** Start **

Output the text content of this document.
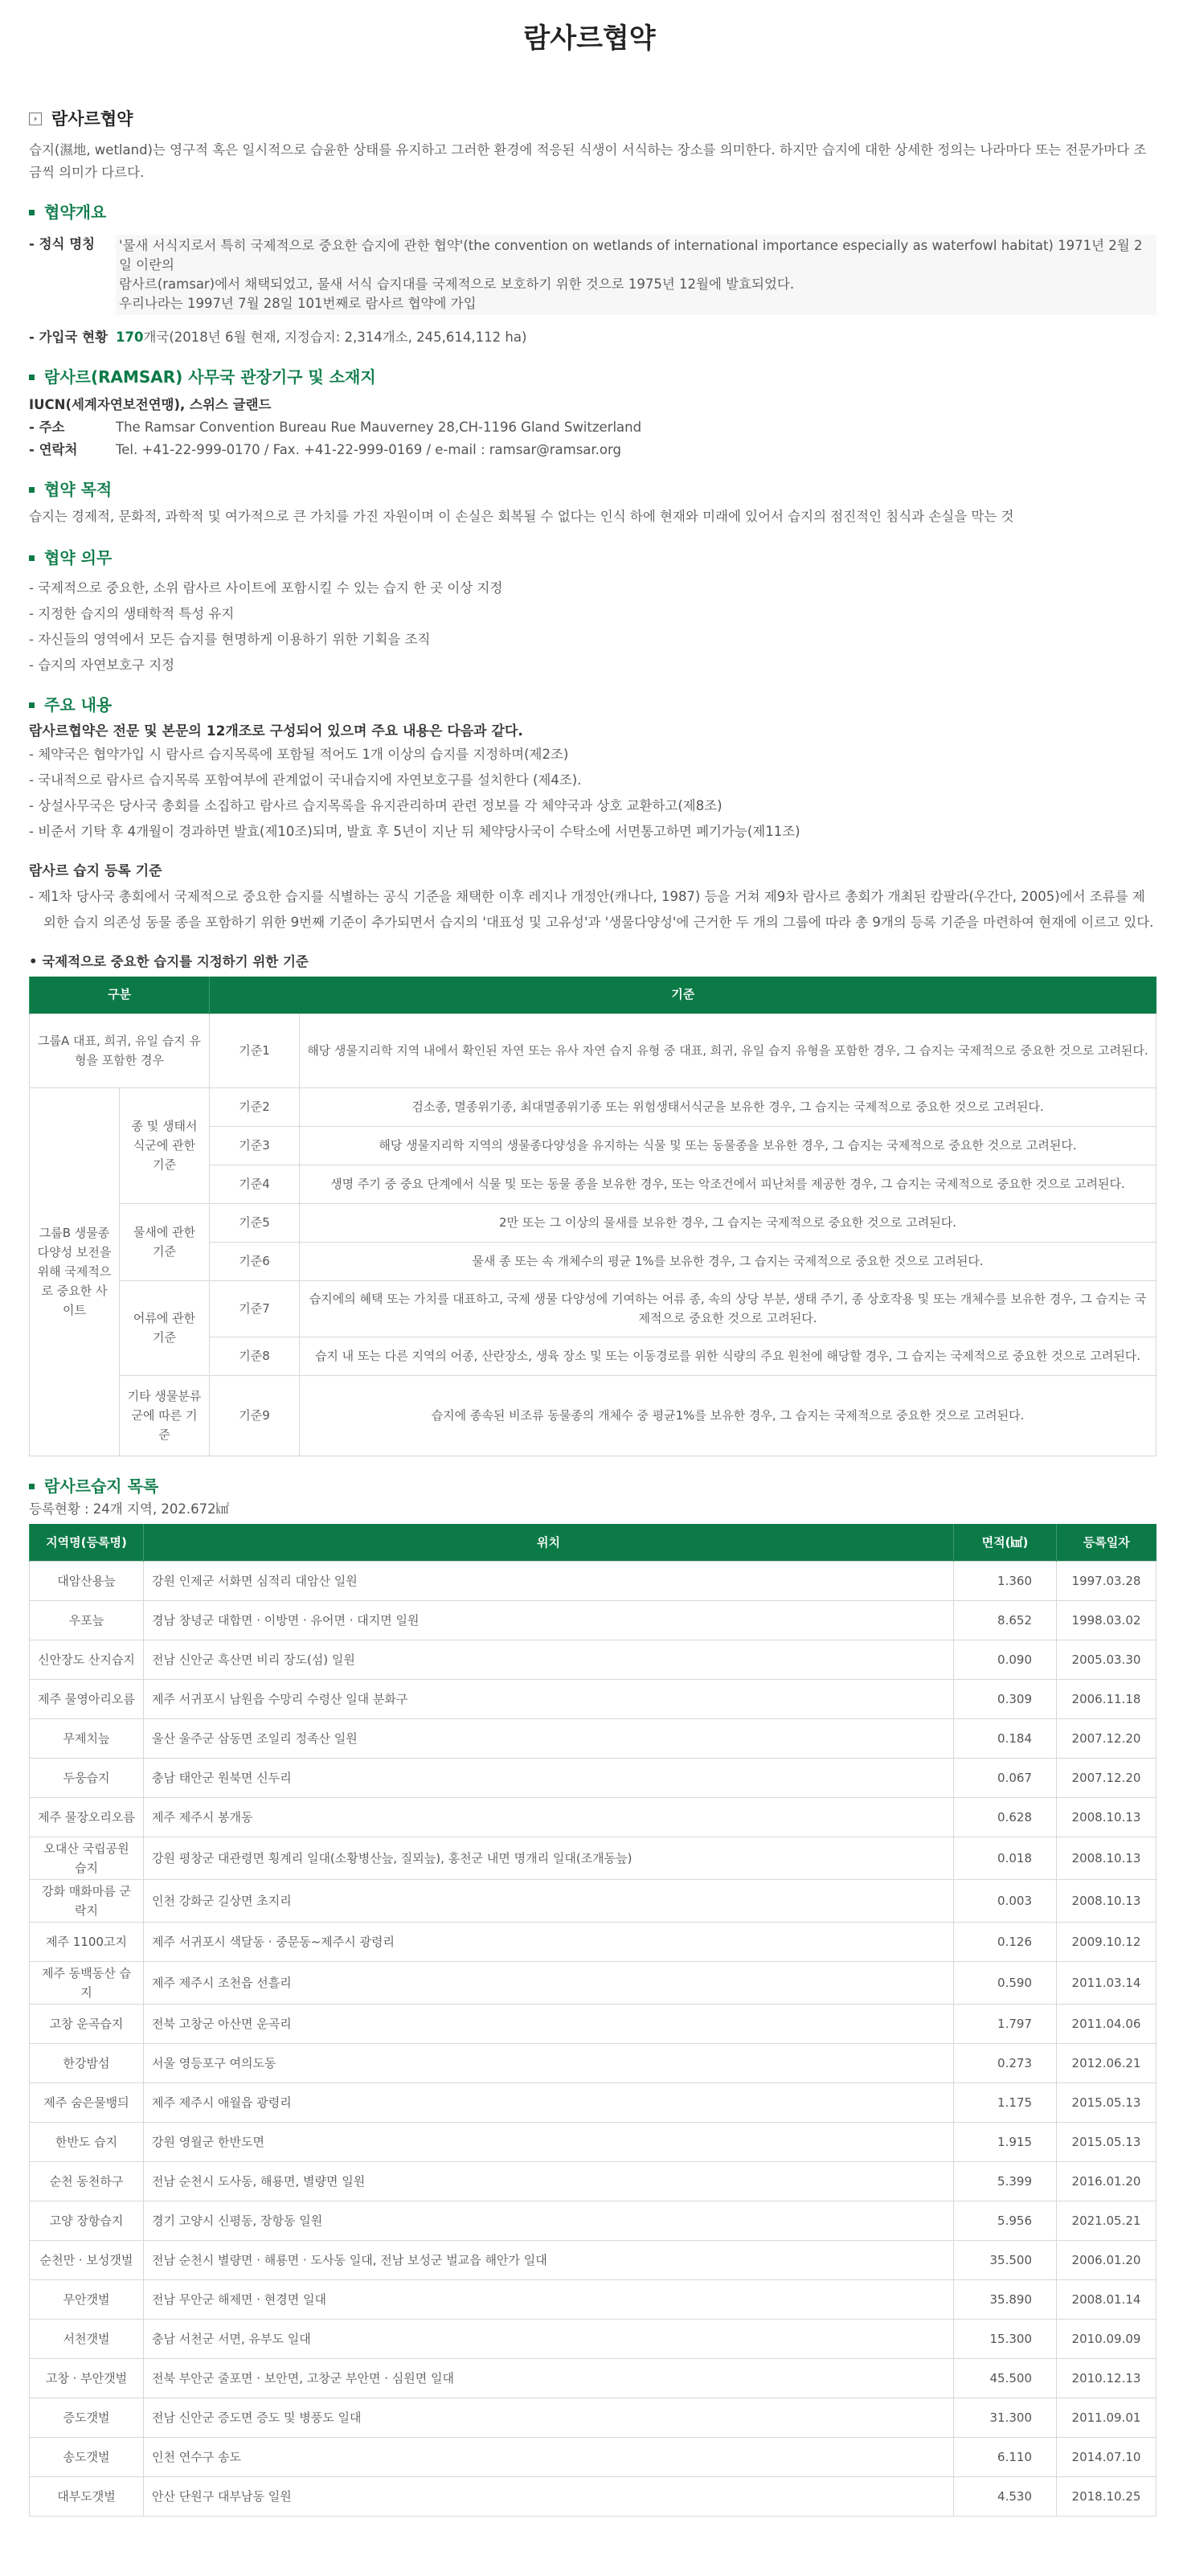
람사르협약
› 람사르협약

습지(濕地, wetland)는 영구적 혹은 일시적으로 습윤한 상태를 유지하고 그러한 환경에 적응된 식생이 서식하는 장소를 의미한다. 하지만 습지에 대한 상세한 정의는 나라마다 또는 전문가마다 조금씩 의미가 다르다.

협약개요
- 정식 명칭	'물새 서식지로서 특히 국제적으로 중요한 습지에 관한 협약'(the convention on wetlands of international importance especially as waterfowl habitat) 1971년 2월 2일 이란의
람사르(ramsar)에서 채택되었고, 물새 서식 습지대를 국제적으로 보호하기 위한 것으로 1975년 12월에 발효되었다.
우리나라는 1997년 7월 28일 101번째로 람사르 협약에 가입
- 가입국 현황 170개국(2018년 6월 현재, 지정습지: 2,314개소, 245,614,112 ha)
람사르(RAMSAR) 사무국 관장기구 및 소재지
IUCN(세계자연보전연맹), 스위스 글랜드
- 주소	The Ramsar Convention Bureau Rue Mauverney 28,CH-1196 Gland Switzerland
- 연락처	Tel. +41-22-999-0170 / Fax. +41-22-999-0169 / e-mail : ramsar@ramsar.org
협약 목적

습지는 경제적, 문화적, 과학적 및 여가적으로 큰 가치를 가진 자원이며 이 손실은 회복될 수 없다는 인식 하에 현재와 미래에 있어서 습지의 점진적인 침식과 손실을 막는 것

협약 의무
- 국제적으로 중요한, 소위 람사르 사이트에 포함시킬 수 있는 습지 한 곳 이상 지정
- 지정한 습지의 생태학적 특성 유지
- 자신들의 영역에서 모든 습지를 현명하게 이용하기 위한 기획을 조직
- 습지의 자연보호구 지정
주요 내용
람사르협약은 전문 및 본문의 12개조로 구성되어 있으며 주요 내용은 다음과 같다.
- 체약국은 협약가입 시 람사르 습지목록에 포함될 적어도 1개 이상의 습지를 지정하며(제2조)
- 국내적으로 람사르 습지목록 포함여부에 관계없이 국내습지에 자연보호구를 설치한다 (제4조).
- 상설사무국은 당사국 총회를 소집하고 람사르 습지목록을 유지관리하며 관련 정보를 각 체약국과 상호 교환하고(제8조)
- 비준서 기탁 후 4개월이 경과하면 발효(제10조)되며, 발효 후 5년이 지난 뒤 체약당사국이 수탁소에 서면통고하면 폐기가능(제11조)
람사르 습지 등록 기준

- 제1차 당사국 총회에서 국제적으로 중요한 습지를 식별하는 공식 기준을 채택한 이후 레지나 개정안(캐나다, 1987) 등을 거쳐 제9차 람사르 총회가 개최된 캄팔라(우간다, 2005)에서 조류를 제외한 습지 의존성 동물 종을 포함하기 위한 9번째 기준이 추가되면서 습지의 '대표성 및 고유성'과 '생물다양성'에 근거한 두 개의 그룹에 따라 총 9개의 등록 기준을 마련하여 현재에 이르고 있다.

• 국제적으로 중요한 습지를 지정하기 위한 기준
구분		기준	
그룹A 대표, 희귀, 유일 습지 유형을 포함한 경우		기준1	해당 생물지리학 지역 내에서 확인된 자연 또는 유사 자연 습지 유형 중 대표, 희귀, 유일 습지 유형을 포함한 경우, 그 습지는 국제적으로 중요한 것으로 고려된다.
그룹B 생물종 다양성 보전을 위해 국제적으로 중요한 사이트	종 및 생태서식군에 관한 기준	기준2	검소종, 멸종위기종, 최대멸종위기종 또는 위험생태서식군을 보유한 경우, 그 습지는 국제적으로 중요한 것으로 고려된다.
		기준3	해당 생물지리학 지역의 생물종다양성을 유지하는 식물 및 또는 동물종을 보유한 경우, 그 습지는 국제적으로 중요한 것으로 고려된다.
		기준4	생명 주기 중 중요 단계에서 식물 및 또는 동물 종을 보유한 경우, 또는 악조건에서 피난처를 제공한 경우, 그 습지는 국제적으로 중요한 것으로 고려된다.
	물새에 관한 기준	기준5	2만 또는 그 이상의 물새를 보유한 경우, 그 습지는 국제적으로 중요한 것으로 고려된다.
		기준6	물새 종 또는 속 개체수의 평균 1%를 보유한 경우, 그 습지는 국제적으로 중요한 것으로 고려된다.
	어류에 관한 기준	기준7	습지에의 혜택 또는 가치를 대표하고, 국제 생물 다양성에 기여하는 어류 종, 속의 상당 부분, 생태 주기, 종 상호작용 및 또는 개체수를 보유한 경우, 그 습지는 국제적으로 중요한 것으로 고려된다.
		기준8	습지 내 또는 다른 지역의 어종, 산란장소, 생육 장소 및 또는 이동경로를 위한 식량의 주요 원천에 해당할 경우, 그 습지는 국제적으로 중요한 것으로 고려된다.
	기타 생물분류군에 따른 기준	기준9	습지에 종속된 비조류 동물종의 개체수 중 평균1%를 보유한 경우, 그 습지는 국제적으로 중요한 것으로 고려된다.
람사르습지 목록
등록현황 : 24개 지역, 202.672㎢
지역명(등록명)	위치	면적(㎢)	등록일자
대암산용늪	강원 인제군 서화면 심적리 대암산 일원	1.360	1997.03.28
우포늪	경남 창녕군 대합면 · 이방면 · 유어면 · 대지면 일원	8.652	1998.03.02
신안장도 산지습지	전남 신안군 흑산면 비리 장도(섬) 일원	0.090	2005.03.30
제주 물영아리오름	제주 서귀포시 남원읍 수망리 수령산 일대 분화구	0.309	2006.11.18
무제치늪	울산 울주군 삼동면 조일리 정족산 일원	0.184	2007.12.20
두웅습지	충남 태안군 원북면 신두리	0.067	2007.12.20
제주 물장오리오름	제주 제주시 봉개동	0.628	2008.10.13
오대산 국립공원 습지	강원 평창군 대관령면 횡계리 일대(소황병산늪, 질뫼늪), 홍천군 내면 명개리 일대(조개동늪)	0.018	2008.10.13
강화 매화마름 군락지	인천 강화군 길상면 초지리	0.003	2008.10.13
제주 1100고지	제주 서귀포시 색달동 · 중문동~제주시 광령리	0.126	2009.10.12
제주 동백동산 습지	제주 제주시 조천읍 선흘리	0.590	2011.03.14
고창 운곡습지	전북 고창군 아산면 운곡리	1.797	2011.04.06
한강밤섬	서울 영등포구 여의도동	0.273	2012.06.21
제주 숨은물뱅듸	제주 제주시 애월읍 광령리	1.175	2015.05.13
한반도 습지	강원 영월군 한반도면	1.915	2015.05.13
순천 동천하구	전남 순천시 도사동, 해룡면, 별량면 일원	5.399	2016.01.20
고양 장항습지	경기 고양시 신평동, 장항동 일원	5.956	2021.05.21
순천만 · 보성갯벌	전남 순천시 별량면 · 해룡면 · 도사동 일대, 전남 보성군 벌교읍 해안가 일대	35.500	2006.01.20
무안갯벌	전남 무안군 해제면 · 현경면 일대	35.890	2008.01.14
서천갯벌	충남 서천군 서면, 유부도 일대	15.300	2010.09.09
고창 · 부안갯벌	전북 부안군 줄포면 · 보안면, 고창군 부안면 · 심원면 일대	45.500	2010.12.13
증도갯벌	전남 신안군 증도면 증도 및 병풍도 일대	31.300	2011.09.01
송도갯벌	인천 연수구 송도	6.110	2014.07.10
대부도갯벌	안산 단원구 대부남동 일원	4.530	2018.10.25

** End **

Search the material above for "서귀포시". Pull out each line where it shows up.

제주 물영아리오름	제주 서귀포시 남원읍 수망리 수령산 일대 분화구	0.309	2006.11.18
제주 1100고지	제주 서귀포시 색달동 · 중문동~제주시 광령리	0.126	2009.10.12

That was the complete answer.